*Goal of the exercise*
Collect all lines from the listing that include the string "label".

*Excerpted records*

■ ■ ■

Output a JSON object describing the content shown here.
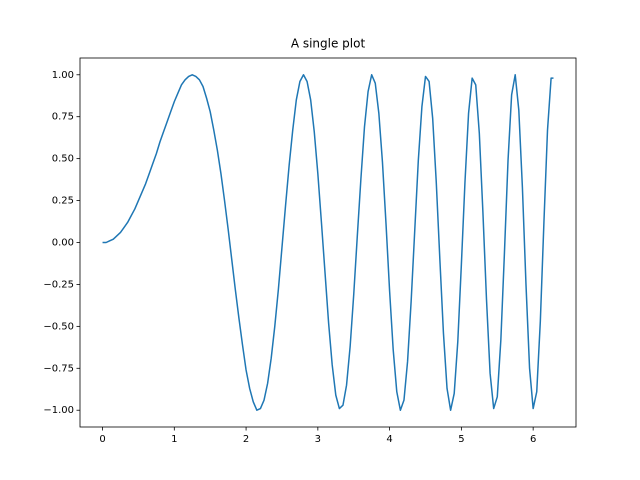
{
  "chart_data": {
    "type": "line",
    "title": "A single plot",
    "color": "#1f77b4",
    "x": [
      0,
      0.05,
      0.1,
      0.15,
      0.2,
      0.25,
      0.3,
      0.35,
      0.4,
      0.45,
      0.5,
      0.55,
      0.6,
      0.65,
      0.7,
      0.75,
      0.8,
      0.85,
      0.9,
      0.95,
      1.0,
      1.05,
      1.1,
      1.15,
      1.2,
      1.25,
      1.3,
      1.35,
      1.4,
      1.45,
      1.5,
      1.55,
      1.6,
      1.65,
      1.7,
      1.75,
      1.8,
      1.85,
      1.9,
      1.95,
      2.0,
      2.05,
      2.1,
      2.15,
      2.2,
      2.25,
      2.3,
      2.35,
      2.4,
      2.45,
      2.5,
      2.55,
      2.6,
      2.65,
      2.7,
      2.75,
      2.8,
      2.85,
      2.9,
      2.95,
      3.0,
      3.05,
      3.1,
      3.15,
      3.2,
      3.25,
      3.3,
      3.35,
      3.4,
      3.45,
      3.5,
      3.55,
      3.6,
      3.65,
      3.7,
      3.75,
      3.8,
      3.85,
      3.9,
      3.95,
      4.0,
      4.05,
      4.1,
      4.15,
      4.2,
      4.25,
      4.3,
      4.35,
      4.4,
      4.45,
      4.5,
      4.55,
      4.6,
      4.65,
      4.7,
      4.75,
      4.8,
      4.85,
      4.9,
      4.95,
      5.0,
      5.05,
      5.1,
      5.15,
      5.2,
      5.25,
      5.3,
      5.35,
      5.4,
      5.45,
      5.5,
      5.55,
      5.6,
      5.65,
      5.7,
      5.75,
      5.8,
      5.85,
      5.9,
      5.95,
      6.0,
      6.05,
      6.1,
      6.15,
      6.2,
      6.25,
      6.2832
    ],
    "values": [
      0,
      0.0,
      0.01,
      0.02,
      0.04,
      0.06,
      0.09,
      0.12,
      0.16,
      0.2,
      0.25,
      0.3,
      0.35,
      0.41,
      0.47,
      0.53,
      0.6,
      0.66,
      0.72,
      0.78,
      0.84,
      0.89,
      0.94,
      0.97,
      0.99,
      1.0,
      0.99,
      0.97,
      0.93,
      0.86,
      0.78,
      0.67,
      0.55,
      0.41,
      0.25,
      0.08,
      -0.1,
      -0.28,
      -0.45,
      -0.61,
      -0.76,
      -0.87,
      -0.95,
      -1.0,
      -0.99,
      -0.94,
      -0.84,
      -0.69,
      -0.5,
      -0.28,
      -0.03,
      0.22,
      0.46,
      0.67,
      0.85,
      0.96,
      1.0,
      0.96,
      0.85,
      0.66,
      0.41,
      0.12,
      -0.18,
      -0.48,
      -0.73,
      -0.91,
      -0.99,
      -0.97,
      -0.85,
      -0.62,
      -0.31,
      0.04,
      0.38,
      0.69,
      0.9,
      1.0,
      0.95,
      0.77,
      0.48,
      0.11,
      -0.29,
      -0.64,
      -0.89,
      -1.0,
      -0.94,
      -0.71,
      -0.35,
      0.07,
      0.49,
      0.81,
      0.99,
      0.96,
      0.74,
      0.36,
      -0.1,
      -0.54,
      -0.87,
      -1.0,
      -0.9,
      -0.59,
      -0.13,
      0.36,
      0.77,
      0.98,
      0.94,
      0.65,
      0.18,
      -0.34,
      -0.78,
      -0.99,
      -0.92,
      -0.58,
      -0.06,
      0.49,
      0.88,
      1.0,
      0.79,
      0.33,
      -0.25,
      -0.75,
      -0.99,
      -0.89,
      -0.47,
      0.12,
      0.67,
      0.98,
      0.98
    ],
    "xlim": [
      -0.314,
      6.597
    ],
    "ylim": [
      -1.1,
      1.1
    ],
    "xticks": [
      0,
      1,
      2,
      3,
      4,
      5,
      6
    ],
    "yticks": [
      {
        "value": -1,
        "label": "−1.00"
      },
      {
        "value": -0.75,
        "label": "−0.75"
      },
      {
        "value": -0.5,
        "label": "−0.50"
      },
      {
        "value": -0.25,
        "label": "−0.25"
      },
      {
        "value": 0,
        "label": "0.00"
      },
      {
        "value": 0.25,
        "label": "0.25"
      },
      {
        "value": 0.5,
        "label": "0.50"
      },
      {
        "value": 0.75,
        "label": "0.75"
      },
      {
        "value": 1,
        "label": "1.00"
      }
    ]
  }
}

■ ■ ■

*Written solution*
        "label": "−1.00"
        "label": "−0.75"
        "label": "−0.50"
        "label": "−0.25"
        "label": "0.00"
        "label": "0.25"
        "label": "0.50"
        "label": "0.75"
        "label": "1.00"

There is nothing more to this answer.